Stored records
:::

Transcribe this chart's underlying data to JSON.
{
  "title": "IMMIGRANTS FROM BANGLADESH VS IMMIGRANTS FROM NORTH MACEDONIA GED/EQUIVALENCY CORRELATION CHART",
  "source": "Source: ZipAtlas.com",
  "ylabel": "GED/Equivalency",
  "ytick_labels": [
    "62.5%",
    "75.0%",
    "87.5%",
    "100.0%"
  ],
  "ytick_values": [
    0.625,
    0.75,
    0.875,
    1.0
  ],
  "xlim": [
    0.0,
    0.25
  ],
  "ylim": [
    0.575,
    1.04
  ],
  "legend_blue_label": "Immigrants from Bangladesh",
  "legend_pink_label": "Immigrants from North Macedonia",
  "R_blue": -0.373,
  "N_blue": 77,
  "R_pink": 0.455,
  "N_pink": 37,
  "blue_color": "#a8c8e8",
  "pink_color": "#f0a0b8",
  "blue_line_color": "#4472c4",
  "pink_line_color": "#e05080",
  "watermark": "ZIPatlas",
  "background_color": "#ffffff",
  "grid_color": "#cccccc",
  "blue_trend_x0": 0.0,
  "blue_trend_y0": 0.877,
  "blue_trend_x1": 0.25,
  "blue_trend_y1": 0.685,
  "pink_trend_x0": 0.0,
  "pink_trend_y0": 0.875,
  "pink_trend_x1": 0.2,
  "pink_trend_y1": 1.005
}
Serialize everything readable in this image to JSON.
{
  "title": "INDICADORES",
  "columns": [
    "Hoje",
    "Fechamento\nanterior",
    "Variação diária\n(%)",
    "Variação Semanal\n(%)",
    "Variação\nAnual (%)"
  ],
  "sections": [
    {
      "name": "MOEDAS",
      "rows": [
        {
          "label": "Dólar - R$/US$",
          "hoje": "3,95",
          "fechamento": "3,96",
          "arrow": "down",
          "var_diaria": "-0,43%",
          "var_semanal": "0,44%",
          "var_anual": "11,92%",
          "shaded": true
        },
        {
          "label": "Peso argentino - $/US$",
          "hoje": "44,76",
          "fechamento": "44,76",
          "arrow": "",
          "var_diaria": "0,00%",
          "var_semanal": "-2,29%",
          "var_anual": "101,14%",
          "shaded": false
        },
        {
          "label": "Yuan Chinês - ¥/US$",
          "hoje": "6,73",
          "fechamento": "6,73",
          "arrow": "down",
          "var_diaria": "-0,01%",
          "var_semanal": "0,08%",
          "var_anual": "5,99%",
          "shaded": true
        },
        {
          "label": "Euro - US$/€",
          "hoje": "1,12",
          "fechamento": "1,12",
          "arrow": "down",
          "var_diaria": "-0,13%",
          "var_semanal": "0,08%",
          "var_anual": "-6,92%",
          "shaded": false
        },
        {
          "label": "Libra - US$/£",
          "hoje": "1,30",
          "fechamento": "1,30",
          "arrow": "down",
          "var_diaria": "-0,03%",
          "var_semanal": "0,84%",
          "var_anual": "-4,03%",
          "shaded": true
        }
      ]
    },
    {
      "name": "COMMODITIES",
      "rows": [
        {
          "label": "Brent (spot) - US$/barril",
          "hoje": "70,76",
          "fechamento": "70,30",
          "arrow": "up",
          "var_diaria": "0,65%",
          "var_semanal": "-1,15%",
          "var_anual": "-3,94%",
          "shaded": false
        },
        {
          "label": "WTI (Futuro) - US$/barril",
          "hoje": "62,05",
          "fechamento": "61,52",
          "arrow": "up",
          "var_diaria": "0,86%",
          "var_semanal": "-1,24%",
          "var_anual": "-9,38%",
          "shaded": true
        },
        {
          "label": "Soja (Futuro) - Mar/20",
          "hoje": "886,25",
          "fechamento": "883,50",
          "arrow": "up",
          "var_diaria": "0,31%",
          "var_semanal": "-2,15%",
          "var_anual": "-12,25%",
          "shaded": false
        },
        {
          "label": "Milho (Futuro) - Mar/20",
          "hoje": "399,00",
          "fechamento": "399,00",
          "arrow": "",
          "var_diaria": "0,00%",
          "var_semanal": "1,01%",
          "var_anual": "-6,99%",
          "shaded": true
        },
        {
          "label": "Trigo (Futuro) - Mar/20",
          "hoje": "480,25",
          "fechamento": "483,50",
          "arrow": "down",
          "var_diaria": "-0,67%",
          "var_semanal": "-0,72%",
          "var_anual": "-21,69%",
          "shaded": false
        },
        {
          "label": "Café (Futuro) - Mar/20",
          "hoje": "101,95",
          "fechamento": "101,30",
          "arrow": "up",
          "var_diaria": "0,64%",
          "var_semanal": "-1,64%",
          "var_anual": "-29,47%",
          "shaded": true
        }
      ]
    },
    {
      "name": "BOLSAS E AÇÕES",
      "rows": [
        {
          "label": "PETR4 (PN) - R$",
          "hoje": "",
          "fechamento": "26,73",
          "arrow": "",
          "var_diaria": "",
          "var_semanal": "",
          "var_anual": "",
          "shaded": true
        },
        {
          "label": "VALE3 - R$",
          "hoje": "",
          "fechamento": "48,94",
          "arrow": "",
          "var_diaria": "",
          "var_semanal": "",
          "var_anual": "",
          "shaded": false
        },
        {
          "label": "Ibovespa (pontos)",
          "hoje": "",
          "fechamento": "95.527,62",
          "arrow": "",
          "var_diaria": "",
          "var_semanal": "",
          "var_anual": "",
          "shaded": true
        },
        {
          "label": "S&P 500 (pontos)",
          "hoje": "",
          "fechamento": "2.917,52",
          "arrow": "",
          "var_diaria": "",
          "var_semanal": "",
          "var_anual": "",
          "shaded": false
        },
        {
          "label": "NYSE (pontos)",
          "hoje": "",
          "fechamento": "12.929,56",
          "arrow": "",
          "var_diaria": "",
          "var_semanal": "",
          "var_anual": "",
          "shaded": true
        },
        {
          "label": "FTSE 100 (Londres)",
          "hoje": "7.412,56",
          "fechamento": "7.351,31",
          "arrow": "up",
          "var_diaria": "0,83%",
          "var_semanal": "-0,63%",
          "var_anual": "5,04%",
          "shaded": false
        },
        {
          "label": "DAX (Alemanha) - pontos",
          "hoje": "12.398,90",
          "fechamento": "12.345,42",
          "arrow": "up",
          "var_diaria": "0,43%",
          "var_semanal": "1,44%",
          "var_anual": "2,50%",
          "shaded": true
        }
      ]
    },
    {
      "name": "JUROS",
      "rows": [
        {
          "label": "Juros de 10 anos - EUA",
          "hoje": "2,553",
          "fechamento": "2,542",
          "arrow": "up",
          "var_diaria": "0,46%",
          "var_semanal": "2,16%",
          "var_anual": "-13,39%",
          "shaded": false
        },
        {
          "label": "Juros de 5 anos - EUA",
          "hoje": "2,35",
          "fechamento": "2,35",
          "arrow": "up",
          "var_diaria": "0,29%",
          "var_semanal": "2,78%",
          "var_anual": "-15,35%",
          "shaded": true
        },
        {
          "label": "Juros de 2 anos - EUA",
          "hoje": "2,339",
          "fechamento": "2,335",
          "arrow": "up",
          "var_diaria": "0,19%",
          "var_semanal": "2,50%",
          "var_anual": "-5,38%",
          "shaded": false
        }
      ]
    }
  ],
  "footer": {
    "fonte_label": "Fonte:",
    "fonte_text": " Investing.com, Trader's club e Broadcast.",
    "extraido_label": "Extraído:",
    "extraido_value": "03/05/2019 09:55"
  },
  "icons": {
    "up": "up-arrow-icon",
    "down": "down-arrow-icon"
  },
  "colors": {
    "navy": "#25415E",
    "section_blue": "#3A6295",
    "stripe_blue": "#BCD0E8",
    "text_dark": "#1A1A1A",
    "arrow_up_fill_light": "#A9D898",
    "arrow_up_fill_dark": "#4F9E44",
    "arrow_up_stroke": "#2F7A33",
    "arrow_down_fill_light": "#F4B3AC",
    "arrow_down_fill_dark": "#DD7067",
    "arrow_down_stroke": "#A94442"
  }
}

:::

### WHAT THIS TASK INVOLVES:
Each line above is to be repeated exactly.

### SOLUTION TO THE PROBLEM:
Transcribe this chart's underlying data to JSON.
{
  "title": "IMMIGRANTS FROM BANGLADESH VS IMMIGRANTS FROM NORTH MACEDONIA GED/EQUIVALENCY CORRELATION CHART",
  "source": "Source: ZipAtlas.com",
  "ylabel": "GED/Equivalency",
  "ytick_labels": [
    "62.5%",
    "75.0%",
    "87.5%",
    "100.0%"
  ],
  "ytick_values": [
    0.625,
    0.75,
    0.875,
    1.0
  ],
  "xlim": [
    0.0,
    0.25
  ],
  "ylim": [
    0.575,
    1.04
  ],
  "legend_blue_label": "Immigrants from Bangladesh",
  "legend_pink_label": "Immigrants from North Macedonia",
  "R_blue": -0.373,
  "N_blue": 77,
  "R_pink": 0.455,
  "N_pink": 37,
  "blue_color": "#a8c8e8",
  "pink_color": "#f0a0b8",
  "blue_line_color": "#4472c4",
  "pink_line_color": "#e05080",
  "watermark": "ZIPatlas",
  "background_color": "#ffffff",
  "grid_color": "#cccccc",
  "blue_trend_x0": 0.0,
  "blue_trend_y0": 0.877,
  "blue_trend_x1": 0.25,
  "blue_trend_y1": 0.685,
  "pink_trend_x0": 0.0,
  "pink_trend_y0": 0.875,
  "pink_trend_x1": 0.2,
  "pink_trend_y1": 1.005
}
Serialize everything readable in this image to JSON.
{
  "title": "INDICADORES",
  "columns": [
    "Hoje",
    "Fechamento\nanterior",
    "Variação diária\n(%)",
    "Variação Semanal\n(%)",
    "Variação\nAnual (%)"
  ],
  "sections": [
    {
      "name": "MOEDAS",
      "rows": [
        {
          "label": "Dólar - R$/US$",
          "hoje": "3,95",
          "fechamento": "3,96",
          "arrow": "down",
          "var_diaria": "-0,43%",
          "var_semanal": "0,44%",
          "var_anual": "11,92%",
          "shaded": true
        },
        {
          "label": "Peso argentino - $/US$",
          "hoje": "44,76",
          "fechamento": "44,76",
          "arrow": "",
          "var_diaria": "0,00%",
          "var_semanal": "-2,29%",
          "var_anual": "101,14%",
          "shaded": false
        },
        {
          "label": "Yuan Chinês - ¥/US$",
          "hoje": "6,73",
          "fechamento": "6,73",
          "arrow": "down",
          "var_diaria": "-0,01%",
          "var_semanal": "0,08%",
          "var_anual": "5,99%",
          "shaded": true
        },
        {
          "label": "Euro - US$/€",
          "hoje": "1,12",
          "fechamento": "1,12",
          "arrow": "down",
          "var_diaria": "-0,13%",
          "var_semanal": "0,08%",
          "var_anual": "-6,92%",
          "shaded": false
        },
        {
          "label": "Libra - US$/£",
          "hoje": "1,30",
          "fechamento": "1,30",
          "arrow": "down",
          "var_diaria": "-0,03%",
          "var_semanal": "0,84%",
          "var_anual": "-4,03%",
          "shaded": true
        }
      ]
    },
    {
      "name": "COMMODITIES",
      "rows": [
        {
          "label": "Brent (spot) - US$/barril",
          "hoje": "70,76",
          "fechamento": "70,30",
          "arrow": "up",
          "var_diaria": "0,65%",
          "var_semanal": "-1,15%",
          "var_anual": "-3,94%",
          "shaded": false
        },
        {
          "label": "WTI (Futuro) - US$/barril",
          "hoje": "62,05",
          "fechamento": "61,52",
          "arrow": "up",
          "var_diaria": "0,86%",
          "var_semanal": "-1,24%",
          "var_anual": "-9,38%",
          "shaded": true
        },
        {
          "label": "Soja (Futuro) - Mar/20",
          "hoje": "886,25",
          "fechamento": "883,50",
          "arrow": "up",
          "var_diaria": "0,31%",
          "var_semanal": "-2,15%",
          "var_anual": "-12,25%",
          "shaded": false
        },
        {
          "label": "Milho (Futuro) - Mar/20",
          "hoje": "399,00",
          "fechamento": "399,00",
          "arrow": "",
          "var_diaria": "0,00%",
          "var_semanal": "1,01%",
          "var_anual": "-6,99%",
          "shaded": true
        },
        {
          "label": "Trigo (Futuro) - Mar/20",
          "hoje": "480,25",
          "fechamento": "483,50",
          "arrow": "down",
          "var_diaria": "-0,67%",
          "var_semanal": "-0,72%",
          "var_anual": "-21,69%",
          "shaded": false
        },
        {
          "label": "Café (Futuro) - Mar/20",
          "hoje": "101,95",
          "fechamento": "101,30",
          "arrow": "up",
          "var_diaria": "0,64%",
          "var_semanal": "-1,64%",
          "var_anual": "-29,47%",
          "shaded": true
        }
      ]
    },
    {
      "name": "BOLSAS E AÇÕES",
      "rows": [
        {
          "label": "PETR4 (PN) - R$",
          "hoje": "",
          "fechamento": "26,73",
          "arrow": "",
          "var_diaria": "",
          "var_semanal": "",
          "var_anual": "",
          "shaded": true
        },
        {
          "label": "VALE3 - R$",
          "hoje": "",
          "fechamento": "48,94",
          "arrow": "",
          "var_diaria": "",
          "var_semanal": "",
          "var_anual": "",
          "shaded": false
        },
        {
          "label": "Ibovespa (pontos)",
          "hoje": "",
          "fechamento": "95.527,62",
          "arrow": "",
          "var_diaria": "",
          "var_semanal": "",
          "var_anual": "",
          "shaded": true
        },
        {
          "label": "S&P 500 (pontos)",
          "hoje": "",
          "fechamento": "2.917,52",
          "arrow": "",
          "var_diaria": "",
          "var_semanal": "",
          "var_anual": "",
          "shaded": false
        },
        {
          "label": "NYSE (pontos)",
          "hoje": "",
          "fechamento": "12.929,56",
          "arrow": "",
          "var_diaria": "",
          "var_semanal": "",
          "var_anual": "",
          "shaded": true
        },
        {
          "label": "FTSE 100 (Londres)",
          "hoje": "7.412,56",
          "fechamento": "7.351,31",
          "arrow": "up",
          "var_diaria": "0,83%",
          "var_semanal": "-0,63%",
          "var_anual": "5,04%",
          "shaded": false
        },
        {
          "label": "DAX (Alemanha) - pontos",
          "hoje": "12.398,90",
          "fechamento": "12.345,42",
          "arrow": "up",
          "var_diaria": "0,43%",
          "var_semanal": "1,44%",
          "var_anual": "2,50%",
          "shaded": true
        }
      ]
    },
    {
      "name": "JUROS",
      "rows": [
        {
          "label": "Juros de 10 anos - EUA",
          "hoje": "2,553",
          "fechamento": "2,542",
          "arrow": "up",
          "var_diaria": "0,46%",
          "var_semanal": "2,16%",
          "var_anual": "-13,39%",
          "shaded": false
        },
        {
          "label": "Juros de 5 anos - EUA",
          "hoje": "2,35",
          "fechamento": "2,35",
          "arrow": "up",
          "var_diaria": "0,29%",
          "var_semanal": "2,78%",
          "var_anual": "-15,35%",
          "shaded": true
        },
        {
          "label": "Juros de 2 anos - EUA",
          "hoje": "2,339",
          "fechamento": "2,335",
          "arrow": "up",
          "var_diaria": "0,19%",
          "var_semanal": "2,50%",
          "var_anual": "-5,38%",
          "shaded": false
        }
      ]
    }
  ],
  "footer": {
    "fonte_label": "Fonte:",
    "fonte_text": " Investing.com, Trader's club e Broadcast.",
    "extraido_label": "Extraído:",
    "extraido_value": "03/05/2019 09:55"
  },
  "icons": {
    "up": "up-arrow-icon",
    "down": "down-arrow-icon"
  },
  "colors": {
    "navy": "#25415E",
    "section_blue": "#3A6295",
    "stripe_blue": "#BCD0E8",
    "text_dark": "#1A1A1A",
    "arrow_up_fill_light": "#A9D898",
    "arrow_up_fill_dark": "#4F9E44",
    "arrow_up_stroke": "#2F7A33",
    "arrow_down_fill_light": "#F4B3AC",
    "arrow_down_fill_dark": "#DD7067",
    "arrow_down_stroke": "#A94442"
  }
}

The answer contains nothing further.